===== Record excerpts =====

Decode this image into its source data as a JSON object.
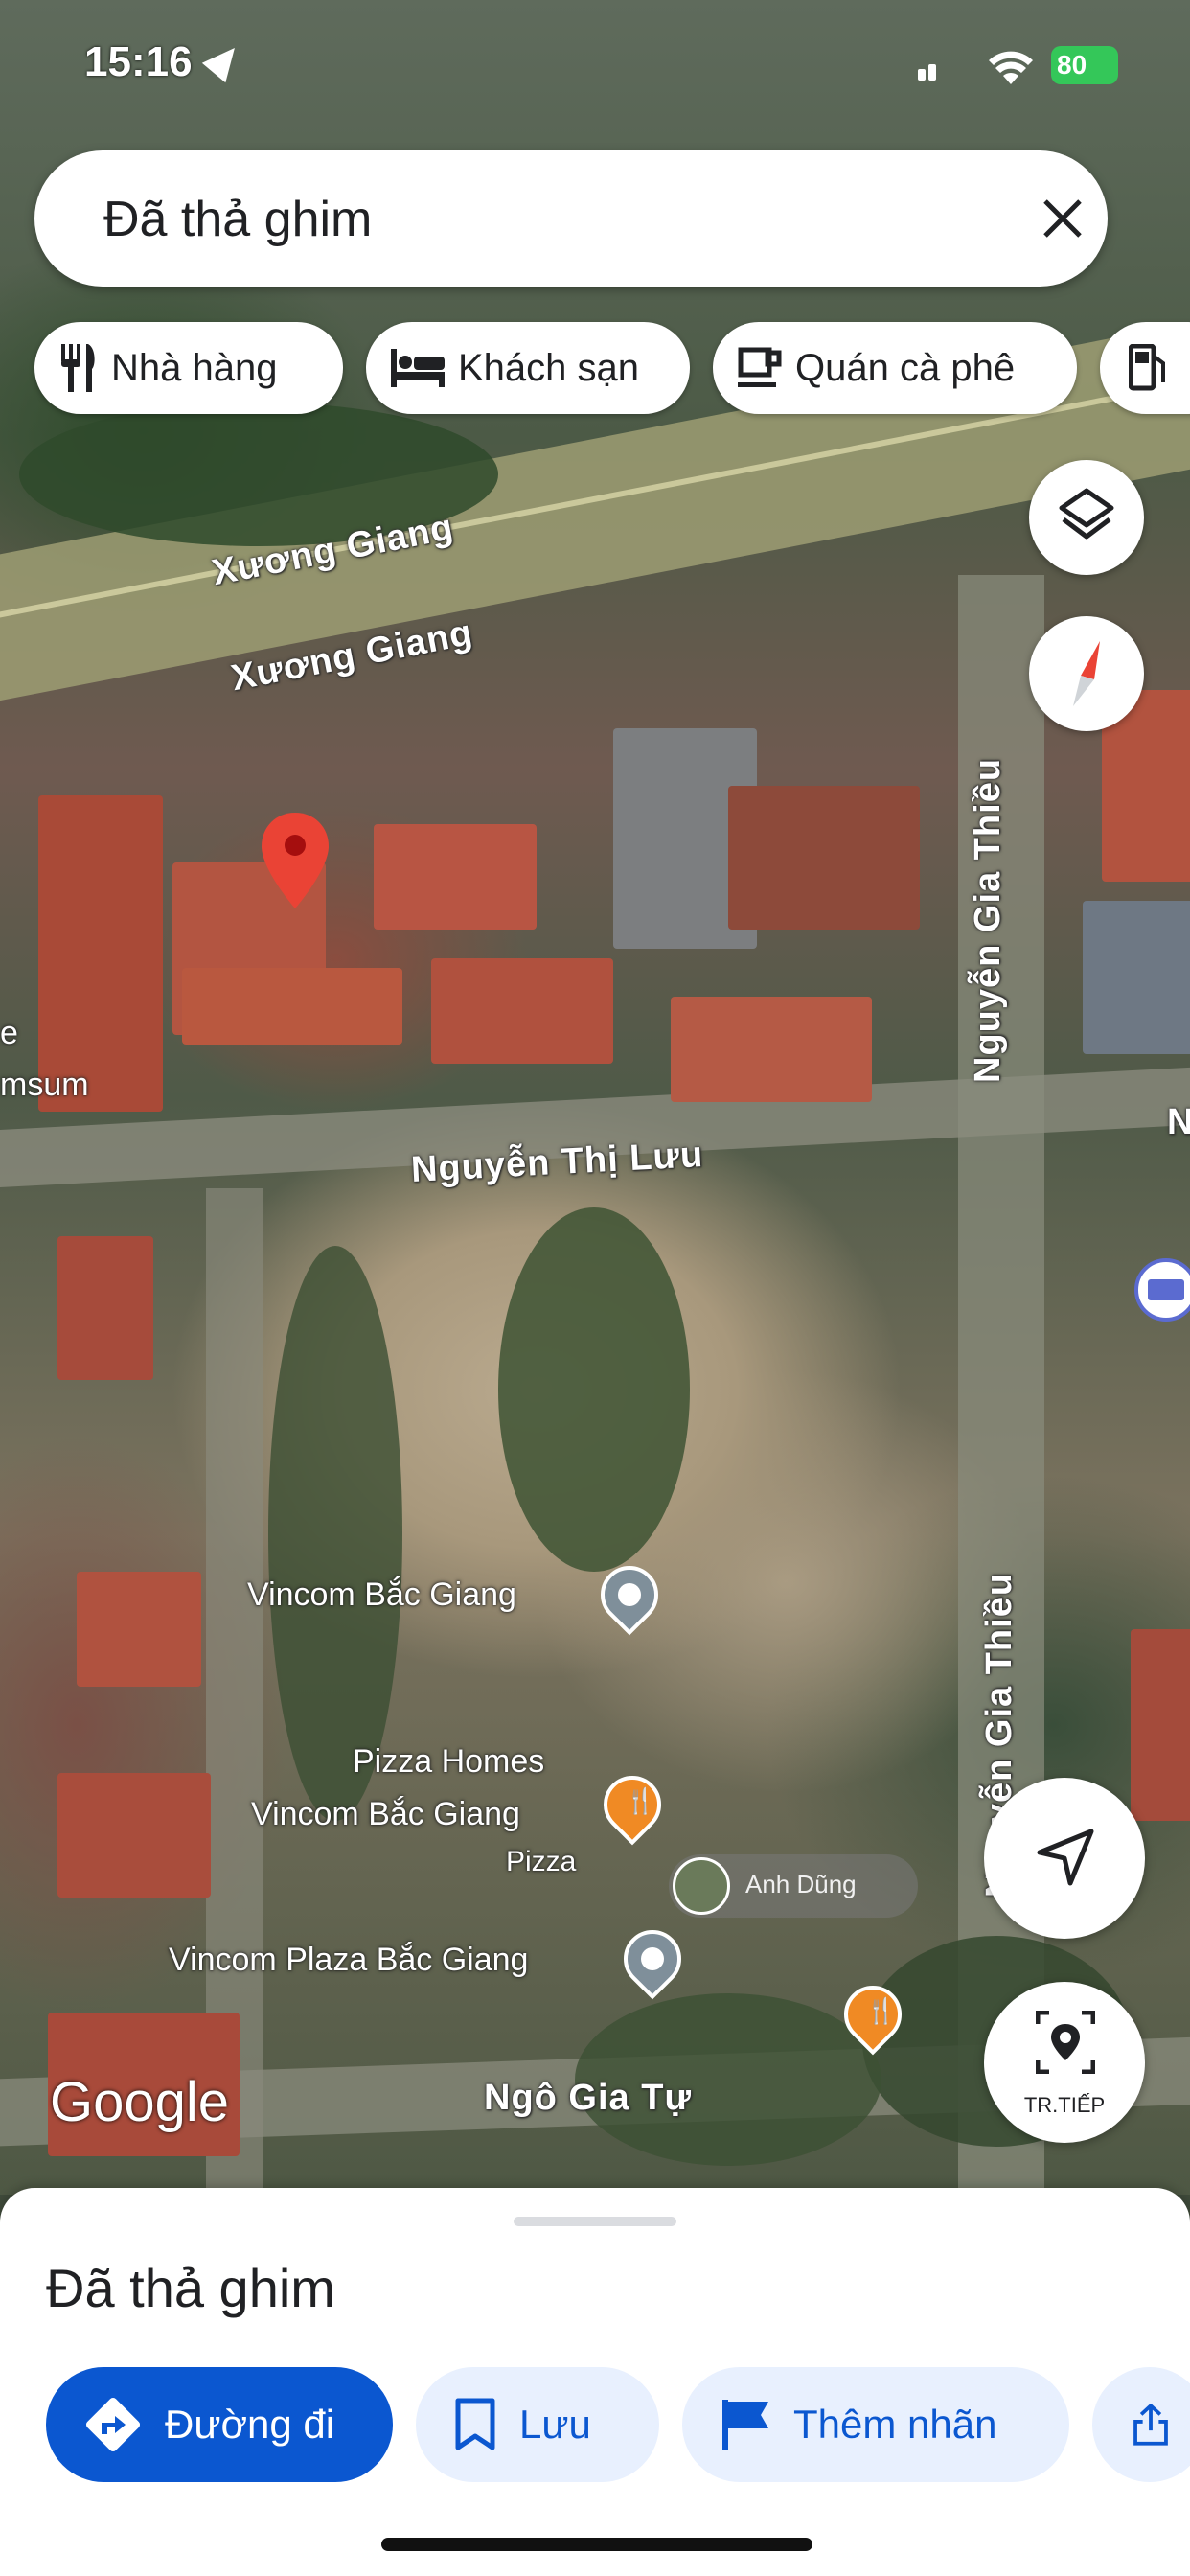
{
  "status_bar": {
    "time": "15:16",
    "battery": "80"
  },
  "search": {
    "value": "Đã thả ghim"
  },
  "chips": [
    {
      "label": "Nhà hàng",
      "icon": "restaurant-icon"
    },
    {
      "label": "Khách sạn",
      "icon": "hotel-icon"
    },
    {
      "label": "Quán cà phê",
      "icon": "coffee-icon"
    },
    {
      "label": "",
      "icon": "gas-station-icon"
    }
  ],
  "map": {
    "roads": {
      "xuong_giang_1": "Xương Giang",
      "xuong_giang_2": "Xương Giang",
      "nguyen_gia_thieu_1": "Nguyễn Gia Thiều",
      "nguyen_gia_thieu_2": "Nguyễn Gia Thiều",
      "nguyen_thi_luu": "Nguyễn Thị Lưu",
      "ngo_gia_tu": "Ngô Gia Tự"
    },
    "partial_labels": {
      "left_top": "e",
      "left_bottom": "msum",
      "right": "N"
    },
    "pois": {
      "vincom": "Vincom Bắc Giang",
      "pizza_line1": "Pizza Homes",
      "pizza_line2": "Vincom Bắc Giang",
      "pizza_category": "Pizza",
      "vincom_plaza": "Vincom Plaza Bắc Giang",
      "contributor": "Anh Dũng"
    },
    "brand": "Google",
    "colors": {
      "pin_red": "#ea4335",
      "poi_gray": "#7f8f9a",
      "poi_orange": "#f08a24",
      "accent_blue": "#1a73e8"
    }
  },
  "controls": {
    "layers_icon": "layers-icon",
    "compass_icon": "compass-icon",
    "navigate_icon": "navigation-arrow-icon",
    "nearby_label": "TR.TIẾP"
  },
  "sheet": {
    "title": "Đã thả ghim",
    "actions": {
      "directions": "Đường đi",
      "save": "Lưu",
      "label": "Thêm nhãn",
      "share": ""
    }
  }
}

=====

*Task description*.
Which lines include "Giang"? Copy each of them out.

*Response below*.
      "xuong_giang_1": "Xương Giang",
      "xuong_giang_2": "Xương Giang",
      "vincom": "Vincom Bắc Giang",
      "pizza_line2": "Vincom Bắc Giang",
      "vincom_plaza": "Vincom Plaza Bắc Giang",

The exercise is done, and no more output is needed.